▸ **SET PROBLEM**
Copy out lines with the word "JSON" from the material that follows.

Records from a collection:

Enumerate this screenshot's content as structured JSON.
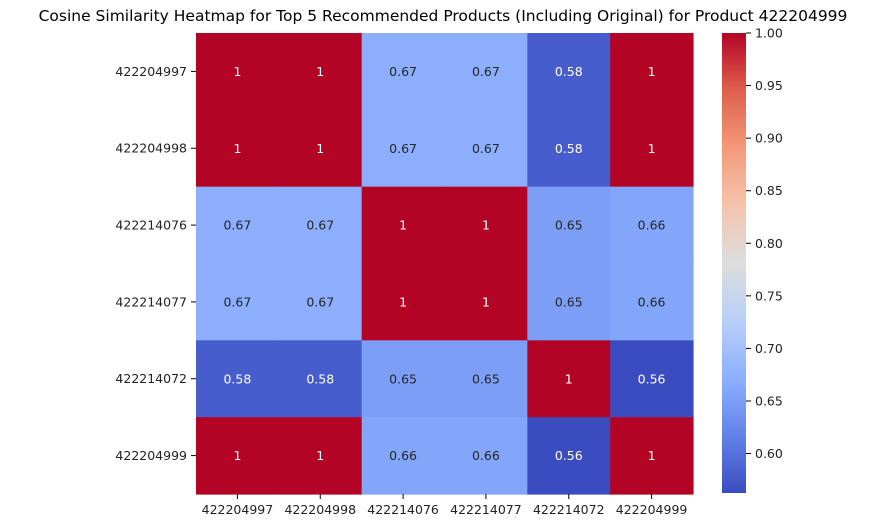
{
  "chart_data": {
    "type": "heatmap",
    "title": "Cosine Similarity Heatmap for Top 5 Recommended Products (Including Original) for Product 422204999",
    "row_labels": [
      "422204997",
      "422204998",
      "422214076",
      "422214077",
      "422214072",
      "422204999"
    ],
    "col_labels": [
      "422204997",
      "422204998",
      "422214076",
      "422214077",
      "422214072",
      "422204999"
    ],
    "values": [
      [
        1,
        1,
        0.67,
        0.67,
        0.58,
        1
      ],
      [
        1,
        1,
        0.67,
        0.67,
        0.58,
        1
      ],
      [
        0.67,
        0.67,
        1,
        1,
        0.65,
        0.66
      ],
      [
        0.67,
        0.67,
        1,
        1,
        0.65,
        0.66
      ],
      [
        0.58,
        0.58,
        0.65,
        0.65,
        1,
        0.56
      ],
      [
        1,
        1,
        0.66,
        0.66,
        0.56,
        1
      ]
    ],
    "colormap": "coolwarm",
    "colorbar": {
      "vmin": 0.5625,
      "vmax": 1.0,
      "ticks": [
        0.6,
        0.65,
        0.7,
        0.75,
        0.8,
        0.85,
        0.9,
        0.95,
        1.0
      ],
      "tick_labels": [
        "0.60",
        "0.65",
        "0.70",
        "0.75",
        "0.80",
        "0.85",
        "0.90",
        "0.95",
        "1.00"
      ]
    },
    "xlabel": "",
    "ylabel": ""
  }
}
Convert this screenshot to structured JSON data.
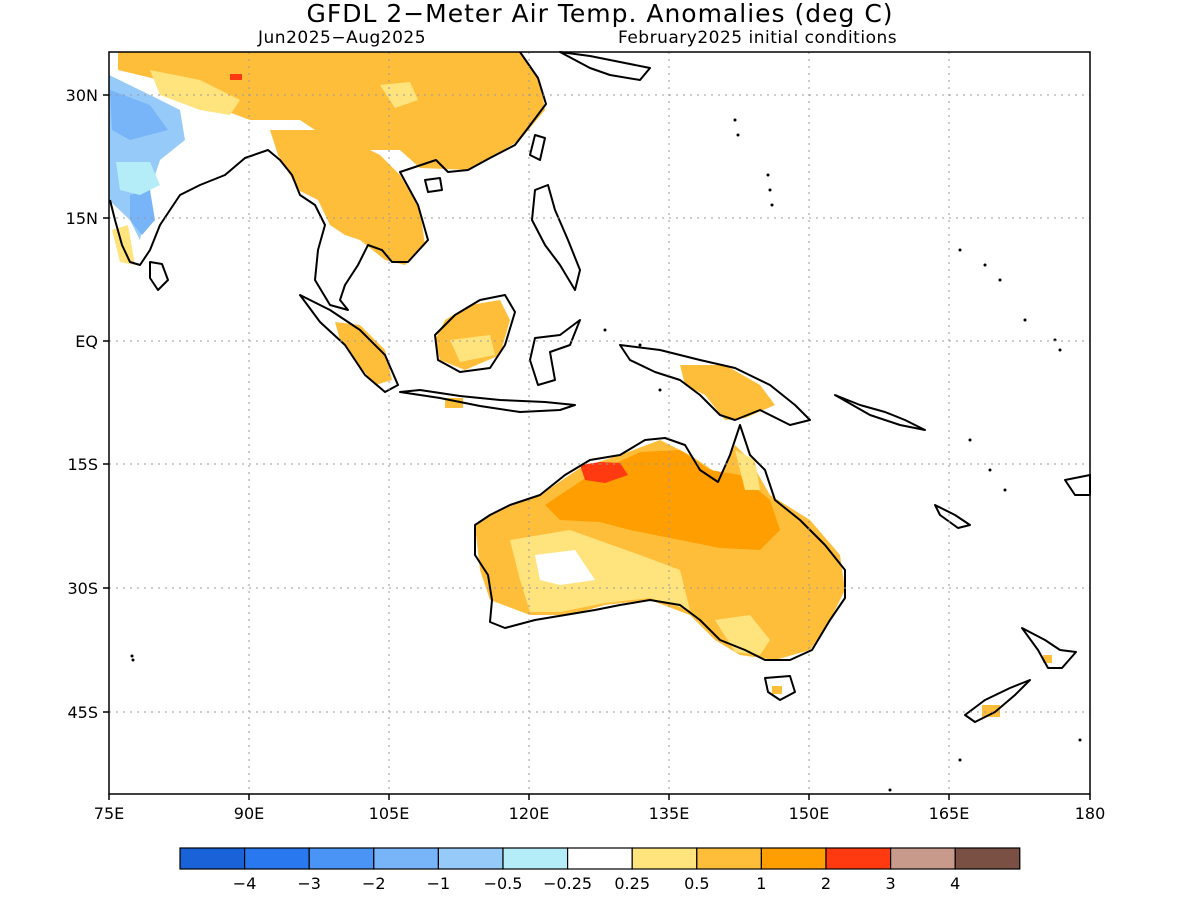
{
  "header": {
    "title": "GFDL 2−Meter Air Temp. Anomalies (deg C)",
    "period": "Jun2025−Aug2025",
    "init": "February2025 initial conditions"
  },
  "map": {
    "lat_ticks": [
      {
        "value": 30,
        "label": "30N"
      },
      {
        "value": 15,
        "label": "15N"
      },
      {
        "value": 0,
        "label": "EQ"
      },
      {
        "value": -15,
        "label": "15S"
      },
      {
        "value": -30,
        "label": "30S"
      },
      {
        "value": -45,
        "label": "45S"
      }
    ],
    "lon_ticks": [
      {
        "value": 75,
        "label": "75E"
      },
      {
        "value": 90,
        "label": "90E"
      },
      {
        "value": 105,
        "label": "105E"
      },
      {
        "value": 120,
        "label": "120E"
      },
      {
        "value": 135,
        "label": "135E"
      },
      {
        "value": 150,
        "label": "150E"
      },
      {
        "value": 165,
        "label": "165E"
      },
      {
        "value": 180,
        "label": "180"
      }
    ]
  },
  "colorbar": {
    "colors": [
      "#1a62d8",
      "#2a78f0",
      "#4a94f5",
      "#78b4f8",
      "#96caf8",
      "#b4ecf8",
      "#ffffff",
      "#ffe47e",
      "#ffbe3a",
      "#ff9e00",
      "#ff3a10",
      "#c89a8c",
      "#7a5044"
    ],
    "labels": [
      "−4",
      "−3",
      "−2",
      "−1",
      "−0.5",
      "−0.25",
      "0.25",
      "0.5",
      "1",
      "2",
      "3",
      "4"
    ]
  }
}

==

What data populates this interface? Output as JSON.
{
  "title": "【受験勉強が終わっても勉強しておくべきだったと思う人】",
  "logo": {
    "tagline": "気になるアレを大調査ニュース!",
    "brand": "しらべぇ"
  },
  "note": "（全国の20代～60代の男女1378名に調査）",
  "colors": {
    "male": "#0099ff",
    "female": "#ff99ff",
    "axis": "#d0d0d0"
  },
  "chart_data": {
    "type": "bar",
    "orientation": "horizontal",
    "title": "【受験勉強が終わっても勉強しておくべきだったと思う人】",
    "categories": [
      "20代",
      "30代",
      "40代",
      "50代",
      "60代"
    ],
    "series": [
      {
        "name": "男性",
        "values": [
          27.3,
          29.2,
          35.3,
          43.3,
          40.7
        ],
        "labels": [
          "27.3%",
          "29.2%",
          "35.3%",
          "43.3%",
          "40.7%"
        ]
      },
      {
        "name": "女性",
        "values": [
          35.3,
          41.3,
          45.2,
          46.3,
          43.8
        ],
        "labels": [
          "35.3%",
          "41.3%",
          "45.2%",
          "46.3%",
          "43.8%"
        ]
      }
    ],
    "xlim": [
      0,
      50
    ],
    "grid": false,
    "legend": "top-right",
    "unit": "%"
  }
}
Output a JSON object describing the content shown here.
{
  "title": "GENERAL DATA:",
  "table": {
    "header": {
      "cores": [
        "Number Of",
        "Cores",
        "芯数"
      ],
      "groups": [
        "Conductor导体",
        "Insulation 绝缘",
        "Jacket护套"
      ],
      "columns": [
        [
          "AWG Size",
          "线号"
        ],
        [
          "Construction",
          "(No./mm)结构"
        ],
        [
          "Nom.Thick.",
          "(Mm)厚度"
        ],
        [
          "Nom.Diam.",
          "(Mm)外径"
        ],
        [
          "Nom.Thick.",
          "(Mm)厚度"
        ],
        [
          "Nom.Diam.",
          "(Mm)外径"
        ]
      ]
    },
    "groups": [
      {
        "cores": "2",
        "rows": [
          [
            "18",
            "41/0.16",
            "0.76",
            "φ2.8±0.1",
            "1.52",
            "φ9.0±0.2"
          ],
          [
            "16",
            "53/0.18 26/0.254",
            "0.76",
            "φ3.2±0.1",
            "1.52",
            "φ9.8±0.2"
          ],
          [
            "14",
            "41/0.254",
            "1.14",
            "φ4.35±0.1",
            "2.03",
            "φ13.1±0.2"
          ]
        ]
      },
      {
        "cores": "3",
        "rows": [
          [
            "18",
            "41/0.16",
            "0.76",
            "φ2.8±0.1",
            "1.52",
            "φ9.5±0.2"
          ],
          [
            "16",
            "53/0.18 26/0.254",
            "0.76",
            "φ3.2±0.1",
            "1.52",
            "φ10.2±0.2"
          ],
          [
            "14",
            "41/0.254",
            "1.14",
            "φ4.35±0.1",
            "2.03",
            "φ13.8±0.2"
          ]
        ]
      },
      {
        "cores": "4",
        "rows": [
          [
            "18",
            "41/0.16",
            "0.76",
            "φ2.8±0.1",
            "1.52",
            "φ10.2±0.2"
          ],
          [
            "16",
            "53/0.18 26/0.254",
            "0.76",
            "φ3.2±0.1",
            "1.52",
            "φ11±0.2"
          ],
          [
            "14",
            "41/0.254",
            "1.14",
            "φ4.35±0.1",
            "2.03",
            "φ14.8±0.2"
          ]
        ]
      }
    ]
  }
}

▸ **RESPONSE TO THIS EXERCISE**
Enumerate this screenshot's content as structured JSON.
Convert this screenshot to structured JSON data.
What data populates this interface? Output as JSON.
Output a JSON object describing the content shown here.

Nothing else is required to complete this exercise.